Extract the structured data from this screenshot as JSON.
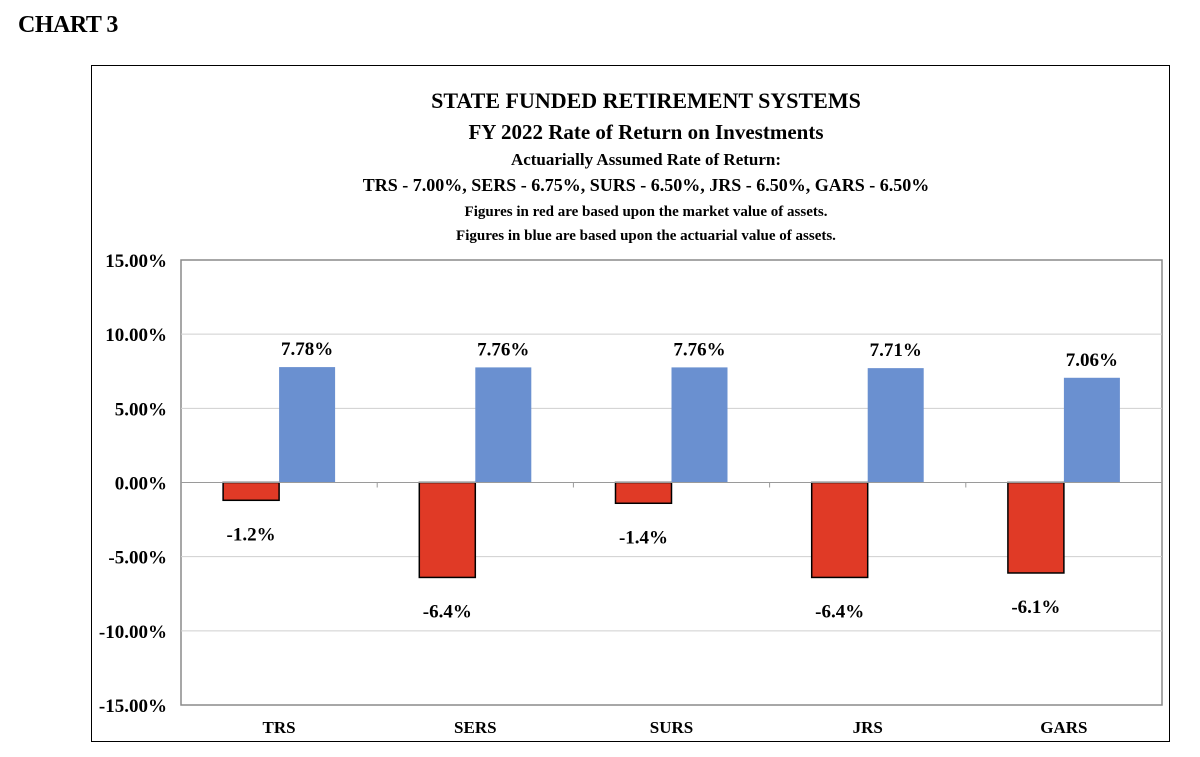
{
  "page_heading": "CHART 3",
  "chart_data": {
    "type": "bar",
    "title": "STATE FUNDED RETIREMENT SYSTEMS",
    "subtitle": "FY 2022 Rate of Return on Investments",
    "notes": [
      "Actuarially Assumed Rate of Return:",
      "TRS - 7.00%, SERS - 6.75%, SURS - 6.50%, JRS - 6.50%, GARS - 6.50%",
      "Figures in red are based upon the market value of assets.",
      "Figures in blue are based upon the actuarial value of assets."
    ],
    "categories": [
      "TRS",
      "SERS",
      "SURS",
      "JRS",
      "GARS"
    ],
    "series": [
      {
        "values": [
          -1.2,
          -6.4,
          -1.4,
          -6.4,
          -6.1
        ],
        "labels": [
          "-1.2%",
          "-6.4%",
          "-1.4%",
          "-6.4%",
          "-6.1%"
        ],
        "color": "#e03a26"
      },
      {
        "values": [
          7.78,
          7.76,
          7.76,
          7.71,
          7.06
        ],
        "labels": [
          "7.78%",
          "7.76%",
          "7.76%",
          "7.71%",
          "7.06%"
        ],
        "color": "#6a90d0"
      }
    ],
    "ylim": [
      -15,
      15
    ],
    "yticks": [
      15,
      10,
      5,
      0,
      -5,
      -10,
      -15
    ],
    "ytick_labels": [
      "15.00%",
      "10.00%",
      "5.00%",
      "0.00%",
      "-5.00%",
      "-10.00%",
      "-15.00%"
    ],
    "grid": true,
    "legend": "none"
  }
}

• [TASK TO COMPLETE] Transcribe the records word for word and include no pictures.

• [RESPONSE]
Extract the structured data from this screenshot as JSON.
{
  "page_heading": "CHART 3",
  "chart_data": {
    "type": "bar",
    "title": "STATE FUNDED RETIREMENT SYSTEMS",
    "subtitle": "FY 2022 Rate of Return on Investments",
    "notes": [
      "Actuarially Assumed Rate of Return:",
      "TRS - 7.00%, SERS - 6.75%, SURS - 6.50%, JRS - 6.50%, GARS - 6.50%",
      "Figures in red are based upon the market value of assets.",
      "Figures in blue are based upon the actuarial value of assets."
    ],
    "categories": [
      "TRS",
      "SERS",
      "SURS",
      "JRS",
      "GARS"
    ],
    "series": [
      {
        "values": [
          -1.2,
          -6.4,
          -1.4,
          -6.4,
          -6.1
        ],
        "labels": [
          "-1.2%",
          "-6.4%",
          "-1.4%",
          "-6.4%",
          "-6.1%"
        ],
        "color": "#e03a26"
      },
      {
        "values": [
          7.78,
          7.76,
          7.76,
          7.71,
          7.06
        ],
        "labels": [
          "7.78%",
          "7.76%",
          "7.76%",
          "7.71%",
          "7.06%"
        ],
        "color": "#6a90d0"
      }
    ],
    "ylim": [
      -15,
      15
    ],
    "yticks": [
      15,
      10,
      5,
      0,
      -5,
      -10,
      -15
    ],
    "ytick_labels": [
      "15.00%",
      "10.00%",
      "5.00%",
      "0.00%",
      "-5.00%",
      "-10.00%",
      "-15.00%"
    ],
    "grid": true,
    "legend": "none"
  }
}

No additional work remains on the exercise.